DESCRIPTION OF THE TASK -> Locate all lines in the data below that hold "others" and show them.

RECORDS PROVIDED ->

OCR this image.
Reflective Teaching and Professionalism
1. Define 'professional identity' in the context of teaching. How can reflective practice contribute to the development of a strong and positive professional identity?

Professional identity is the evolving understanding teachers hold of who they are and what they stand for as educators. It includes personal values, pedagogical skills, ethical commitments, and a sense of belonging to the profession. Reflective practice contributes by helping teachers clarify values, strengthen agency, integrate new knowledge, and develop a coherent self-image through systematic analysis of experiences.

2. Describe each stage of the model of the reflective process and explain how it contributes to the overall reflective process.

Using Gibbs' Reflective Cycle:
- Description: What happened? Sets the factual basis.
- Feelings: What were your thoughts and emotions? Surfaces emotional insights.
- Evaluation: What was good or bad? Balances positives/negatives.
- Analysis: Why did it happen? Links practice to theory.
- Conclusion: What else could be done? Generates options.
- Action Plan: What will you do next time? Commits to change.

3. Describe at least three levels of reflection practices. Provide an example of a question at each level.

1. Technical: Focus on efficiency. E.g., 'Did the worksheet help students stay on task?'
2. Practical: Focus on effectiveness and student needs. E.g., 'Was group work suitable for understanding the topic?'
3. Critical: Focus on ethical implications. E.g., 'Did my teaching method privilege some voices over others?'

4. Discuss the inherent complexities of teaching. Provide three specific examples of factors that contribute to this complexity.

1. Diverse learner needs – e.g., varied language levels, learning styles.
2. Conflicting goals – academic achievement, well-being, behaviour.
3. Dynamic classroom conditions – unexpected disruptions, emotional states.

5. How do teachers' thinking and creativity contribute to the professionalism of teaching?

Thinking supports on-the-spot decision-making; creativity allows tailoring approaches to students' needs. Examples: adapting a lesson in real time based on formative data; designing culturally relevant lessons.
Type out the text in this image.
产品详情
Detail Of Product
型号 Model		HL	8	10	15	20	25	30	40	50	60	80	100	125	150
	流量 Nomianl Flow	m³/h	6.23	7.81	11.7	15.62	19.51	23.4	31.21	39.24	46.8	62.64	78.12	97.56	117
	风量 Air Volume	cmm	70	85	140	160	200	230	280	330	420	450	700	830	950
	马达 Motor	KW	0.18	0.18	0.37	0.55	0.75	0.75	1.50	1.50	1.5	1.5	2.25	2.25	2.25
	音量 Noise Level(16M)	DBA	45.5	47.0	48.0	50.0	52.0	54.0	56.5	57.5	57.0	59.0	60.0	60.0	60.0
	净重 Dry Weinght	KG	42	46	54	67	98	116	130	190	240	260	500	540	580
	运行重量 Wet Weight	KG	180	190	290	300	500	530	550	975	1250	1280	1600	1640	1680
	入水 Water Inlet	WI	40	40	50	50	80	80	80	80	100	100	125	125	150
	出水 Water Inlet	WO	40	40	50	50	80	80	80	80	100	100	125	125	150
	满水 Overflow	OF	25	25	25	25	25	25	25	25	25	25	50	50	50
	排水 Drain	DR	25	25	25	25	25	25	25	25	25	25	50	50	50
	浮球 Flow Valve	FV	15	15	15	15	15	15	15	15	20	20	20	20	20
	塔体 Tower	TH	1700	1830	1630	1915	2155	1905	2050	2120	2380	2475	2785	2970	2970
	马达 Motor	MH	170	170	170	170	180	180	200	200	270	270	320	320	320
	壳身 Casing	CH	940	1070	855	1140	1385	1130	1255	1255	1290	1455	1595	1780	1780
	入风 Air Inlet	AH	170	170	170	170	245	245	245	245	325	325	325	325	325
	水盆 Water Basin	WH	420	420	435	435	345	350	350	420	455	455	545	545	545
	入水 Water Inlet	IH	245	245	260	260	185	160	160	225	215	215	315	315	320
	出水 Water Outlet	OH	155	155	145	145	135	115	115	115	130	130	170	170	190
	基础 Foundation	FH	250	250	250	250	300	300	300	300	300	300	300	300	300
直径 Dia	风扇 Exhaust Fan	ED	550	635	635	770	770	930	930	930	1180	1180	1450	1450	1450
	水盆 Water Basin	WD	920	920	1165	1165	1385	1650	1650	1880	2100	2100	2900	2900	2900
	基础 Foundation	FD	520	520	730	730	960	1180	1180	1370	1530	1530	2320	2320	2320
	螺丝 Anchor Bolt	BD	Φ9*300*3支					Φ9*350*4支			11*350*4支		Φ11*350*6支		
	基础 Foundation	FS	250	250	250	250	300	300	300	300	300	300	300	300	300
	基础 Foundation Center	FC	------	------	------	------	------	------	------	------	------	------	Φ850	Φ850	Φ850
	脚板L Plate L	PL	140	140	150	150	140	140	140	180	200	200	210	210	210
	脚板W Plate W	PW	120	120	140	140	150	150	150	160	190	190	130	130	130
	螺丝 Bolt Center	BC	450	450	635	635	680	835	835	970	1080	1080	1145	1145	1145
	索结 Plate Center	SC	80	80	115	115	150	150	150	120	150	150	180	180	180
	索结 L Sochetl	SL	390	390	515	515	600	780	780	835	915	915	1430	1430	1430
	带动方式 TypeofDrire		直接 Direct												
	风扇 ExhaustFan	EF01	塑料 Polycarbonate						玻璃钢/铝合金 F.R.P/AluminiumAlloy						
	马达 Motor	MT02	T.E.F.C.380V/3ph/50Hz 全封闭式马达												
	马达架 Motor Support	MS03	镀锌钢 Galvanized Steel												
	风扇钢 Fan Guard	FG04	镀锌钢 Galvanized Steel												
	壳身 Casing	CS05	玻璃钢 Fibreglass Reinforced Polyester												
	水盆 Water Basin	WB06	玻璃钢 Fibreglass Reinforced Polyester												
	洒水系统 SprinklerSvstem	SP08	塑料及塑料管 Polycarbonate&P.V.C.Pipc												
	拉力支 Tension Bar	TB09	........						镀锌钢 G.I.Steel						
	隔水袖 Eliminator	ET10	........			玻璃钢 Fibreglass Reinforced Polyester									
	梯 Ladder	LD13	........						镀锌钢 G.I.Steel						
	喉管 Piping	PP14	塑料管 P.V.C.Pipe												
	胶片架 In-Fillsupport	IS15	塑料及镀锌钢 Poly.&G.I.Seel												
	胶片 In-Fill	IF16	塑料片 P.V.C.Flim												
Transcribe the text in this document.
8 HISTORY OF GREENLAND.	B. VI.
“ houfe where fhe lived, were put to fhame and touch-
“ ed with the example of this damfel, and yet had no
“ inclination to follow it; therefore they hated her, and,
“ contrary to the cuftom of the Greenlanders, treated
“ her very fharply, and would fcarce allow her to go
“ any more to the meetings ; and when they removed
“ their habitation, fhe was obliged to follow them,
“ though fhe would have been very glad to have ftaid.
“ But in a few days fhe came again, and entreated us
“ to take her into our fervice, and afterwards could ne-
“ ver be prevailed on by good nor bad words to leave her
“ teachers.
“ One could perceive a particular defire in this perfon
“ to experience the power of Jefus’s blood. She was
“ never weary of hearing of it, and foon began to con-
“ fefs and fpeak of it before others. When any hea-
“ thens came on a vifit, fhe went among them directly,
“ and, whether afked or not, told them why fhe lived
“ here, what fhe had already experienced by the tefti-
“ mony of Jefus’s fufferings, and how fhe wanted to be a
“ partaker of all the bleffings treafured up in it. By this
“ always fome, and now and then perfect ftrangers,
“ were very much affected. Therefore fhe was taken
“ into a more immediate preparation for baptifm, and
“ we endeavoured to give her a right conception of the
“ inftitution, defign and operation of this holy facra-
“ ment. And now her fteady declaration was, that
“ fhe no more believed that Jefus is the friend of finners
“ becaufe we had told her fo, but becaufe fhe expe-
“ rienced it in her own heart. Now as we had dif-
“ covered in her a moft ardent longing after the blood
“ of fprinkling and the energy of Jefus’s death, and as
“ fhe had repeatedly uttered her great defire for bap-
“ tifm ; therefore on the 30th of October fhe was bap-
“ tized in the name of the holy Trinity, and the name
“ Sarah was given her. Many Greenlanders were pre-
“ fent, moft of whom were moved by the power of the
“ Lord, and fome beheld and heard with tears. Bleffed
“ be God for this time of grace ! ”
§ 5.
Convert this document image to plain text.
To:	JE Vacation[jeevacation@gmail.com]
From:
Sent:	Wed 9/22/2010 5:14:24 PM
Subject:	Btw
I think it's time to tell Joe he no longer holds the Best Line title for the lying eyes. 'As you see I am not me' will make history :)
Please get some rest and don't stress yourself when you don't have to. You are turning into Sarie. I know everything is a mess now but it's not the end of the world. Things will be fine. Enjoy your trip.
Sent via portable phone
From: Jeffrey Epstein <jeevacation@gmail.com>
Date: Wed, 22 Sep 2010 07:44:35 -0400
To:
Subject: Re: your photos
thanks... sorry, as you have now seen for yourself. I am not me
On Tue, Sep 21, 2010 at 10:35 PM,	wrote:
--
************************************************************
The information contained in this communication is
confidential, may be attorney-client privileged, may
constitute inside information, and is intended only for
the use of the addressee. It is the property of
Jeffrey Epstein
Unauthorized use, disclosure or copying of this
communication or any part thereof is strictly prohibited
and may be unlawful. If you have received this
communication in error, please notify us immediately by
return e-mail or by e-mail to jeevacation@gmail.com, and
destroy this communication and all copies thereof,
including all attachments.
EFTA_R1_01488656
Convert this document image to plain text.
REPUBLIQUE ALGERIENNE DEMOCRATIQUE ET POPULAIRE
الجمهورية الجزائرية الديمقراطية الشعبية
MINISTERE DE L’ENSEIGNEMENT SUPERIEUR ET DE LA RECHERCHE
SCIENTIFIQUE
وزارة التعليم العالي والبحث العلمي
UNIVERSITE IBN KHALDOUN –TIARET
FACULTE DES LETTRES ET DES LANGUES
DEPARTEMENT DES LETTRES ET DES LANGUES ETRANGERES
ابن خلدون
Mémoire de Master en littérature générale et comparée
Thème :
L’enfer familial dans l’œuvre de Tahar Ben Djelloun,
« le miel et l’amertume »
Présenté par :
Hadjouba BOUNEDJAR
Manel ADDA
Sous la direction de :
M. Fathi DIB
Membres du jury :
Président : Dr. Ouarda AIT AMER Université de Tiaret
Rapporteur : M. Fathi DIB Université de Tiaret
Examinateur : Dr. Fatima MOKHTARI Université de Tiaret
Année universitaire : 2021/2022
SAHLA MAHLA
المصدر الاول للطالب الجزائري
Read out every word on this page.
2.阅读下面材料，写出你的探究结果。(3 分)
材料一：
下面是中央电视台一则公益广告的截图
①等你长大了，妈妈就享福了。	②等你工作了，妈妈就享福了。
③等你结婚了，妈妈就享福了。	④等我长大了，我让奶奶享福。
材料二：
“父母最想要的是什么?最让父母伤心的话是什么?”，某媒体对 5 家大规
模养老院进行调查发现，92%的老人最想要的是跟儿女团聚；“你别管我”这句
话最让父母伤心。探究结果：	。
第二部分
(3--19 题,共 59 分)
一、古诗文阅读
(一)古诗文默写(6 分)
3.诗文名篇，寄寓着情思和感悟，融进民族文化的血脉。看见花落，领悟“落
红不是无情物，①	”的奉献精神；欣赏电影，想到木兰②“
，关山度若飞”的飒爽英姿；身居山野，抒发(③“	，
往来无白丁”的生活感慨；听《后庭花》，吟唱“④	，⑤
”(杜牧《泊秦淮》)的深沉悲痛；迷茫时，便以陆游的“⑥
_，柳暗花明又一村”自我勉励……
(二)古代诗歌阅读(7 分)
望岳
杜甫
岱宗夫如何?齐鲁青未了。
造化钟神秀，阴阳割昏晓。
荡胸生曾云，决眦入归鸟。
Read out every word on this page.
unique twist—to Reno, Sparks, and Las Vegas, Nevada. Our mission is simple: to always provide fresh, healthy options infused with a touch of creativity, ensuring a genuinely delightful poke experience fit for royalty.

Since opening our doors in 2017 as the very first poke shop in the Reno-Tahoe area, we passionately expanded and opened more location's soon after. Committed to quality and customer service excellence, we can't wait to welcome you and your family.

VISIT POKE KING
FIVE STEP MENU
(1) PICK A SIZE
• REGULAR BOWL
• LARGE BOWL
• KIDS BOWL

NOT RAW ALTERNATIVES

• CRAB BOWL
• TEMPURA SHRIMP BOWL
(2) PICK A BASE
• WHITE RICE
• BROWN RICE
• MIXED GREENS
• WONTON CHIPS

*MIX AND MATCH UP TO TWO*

TASK RESULT ->
3. Critical: Focus on ethical implications. E.g., 'Did my teaching method privilege some voices over others?'
“ fefs and fpeak of it before others. When any hea-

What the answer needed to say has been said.